Figure record listings:
_ _ _ _ _
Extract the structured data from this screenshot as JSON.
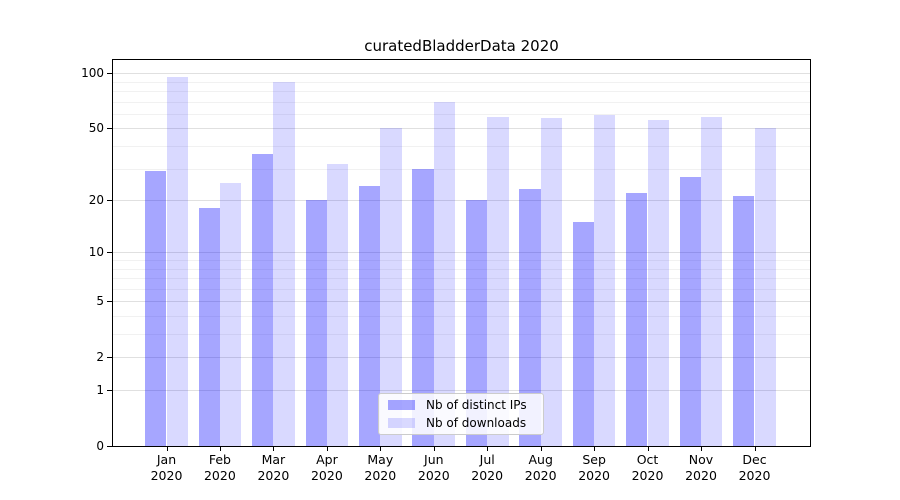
{
  "chart_data": {
    "type": "bar",
    "title": "curatedBladderData 2020",
    "categories": [
      {
        "month": "Jan",
        "year": "2020"
      },
      {
        "month": "Feb",
        "year": "2020"
      },
      {
        "month": "Mar",
        "year": "2020"
      },
      {
        "month": "Apr",
        "year": "2020"
      },
      {
        "month": "May",
        "year": "2020"
      },
      {
        "month": "Jun",
        "year": "2020"
      },
      {
        "month": "Jul",
        "year": "2020"
      },
      {
        "month": "Aug",
        "year": "2020"
      },
      {
        "month": "Sep",
        "year": "2020"
      },
      {
        "month": "Oct",
        "year": "2020"
      },
      {
        "month": "Nov",
        "year": "2020"
      },
      {
        "month": "Dec",
        "year": "2020"
      }
    ],
    "series": [
      {
        "name": "Nb of distinct IPs",
        "color": "rgba(0,0,255,0.35)",
        "hex_on_white": "#a6a6ff",
        "values": [
          29,
          18,
          36,
          20,
          24,
          30,
          20,
          23,
          15,
          22,
          27,
          21
        ]
      },
      {
        "name": "Nb of downloads",
        "color": "rgba(0,0,255,0.15)",
        "hex_on_white": "#d9d9ff",
        "values": [
          95,
          25,
          90,
          32,
          50,
          70,
          58,
          57,
          59,
          56,
          58,
          50
        ]
      }
    ],
    "y_scale": "log1p",
    "ylim": [
      0,
      118
    ],
    "y_ticks": [
      0,
      1,
      2,
      5,
      10,
      20,
      50,
      100
    ],
    "y_minor_ticks": [
      3,
      4,
      6,
      7,
      8,
      9,
      30,
      40,
      60,
      70,
      80,
      90
    ],
    "grid": true,
    "legend_position": "lower center"
  },
  "colors": {
    "background": "#ffffff",
    "axis": "#000000",
    "grid_major": "#e0e0e0",
    "grid_minor": "#f1f1f1",
    "legend_border": "#cccccc",
    "text": "#000000"
  }
}
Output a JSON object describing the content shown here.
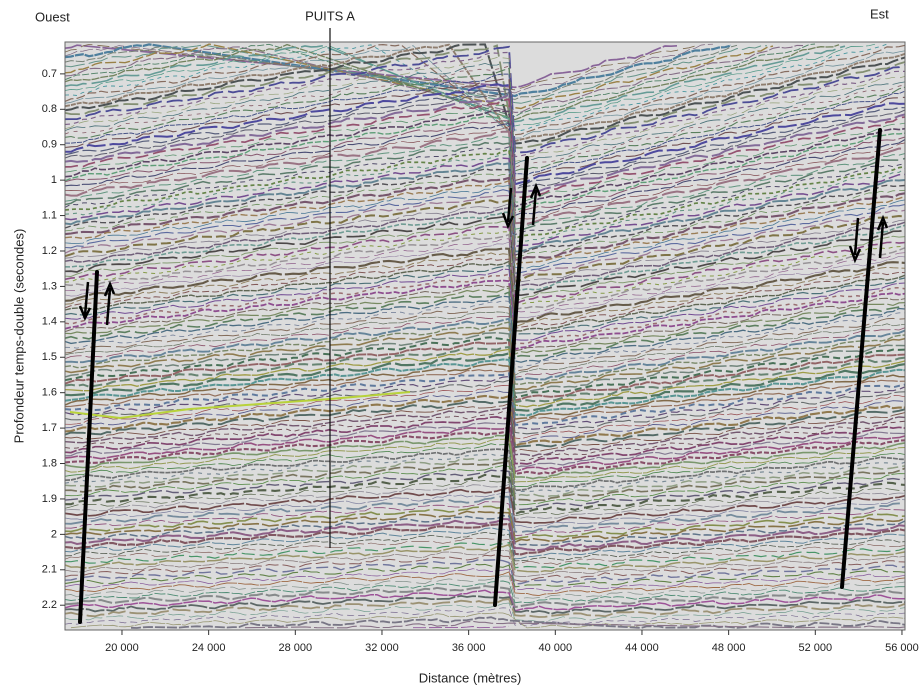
_ _ _ _ _
(To do) Transcribe each entry precisely as given, leaving the pictures out.

(Exercise solution)
Extract the structured data from this screenshot as JSON.
{
  "chart_data": {
    "type": "bar",
    "title": "curatedBladderData 2020",
    "categories": [
      {
        "month": "Jan",
        "year": "2020"
      },
      {
        "month": "Feb",
        "year": "2020"
      },
      {
        "month": "Mar",
        "year": "2020"
      },
      {
        "month": "Apr",
        "year": "2020"
      },
      {
        "month": "May",
        "year": "2020"
      },
      {
        "month": "Jun",
        "year": "2020"
      },
      {
        "month": "Jul",
        "year": "2020"
      },
      {
        "month": "Aug",
        "year": "2020"
      },
      {
        "month": "Sep",
        "year": "2020"
      },
      {
        "month": "Oct",
        "year": "2020"
      },
      {
        "month": "Nov",
        "year": "2020"
      },
      {
        "month": "Dec",
        "year": "2020"
      }
    ],
    "series": [
      {
        "name": "Nb of distinct IPs",
        "color": "rgba(0,0,255,0.35)",
        "hex_on_white": "#a6a6ff",
        "values": [
          29,
          18,
          36,
          20,
          24,
          30,
          20,
          23,
          15,
          22,
          27,
          21
        ]
      },
      {
        "name": "Nb of downloads",
        "color": "rgba(0,0,255,0.15)",
        "hex_on_white": "#d9d9ff",
        "values": [
          95,
          25,
          90,
          32,
          50,
          70,
          58,
          57,
          59,
          56,
          58,
          50
        ]
      }
    ],
    "y_scale": "log1p",
    "ylim": [
      0,
      118
    ],
    "y_ticks": [
      0,
      1,
      2,
      5,
      10,
      20,
      50,
      100
    ],
    "y_minor_ticks": [
      3,
      4,
      6,
      7,
      8,
      9,
      30,
      40,
      60,
      70,
      80,
      90
    ],
    "grid": true,
    "legend_position": "lower center"
  },
  "colors": {
    "background": "#ffffff",
    "axis": "#000000",
    "grid_major": "#e0e0e0",
    "grid_minor": "#f1f1f1",
    "legend_border": "#cccccc",
    "text": "#000000"
  }
}
Output a JSON object describing the content shown here.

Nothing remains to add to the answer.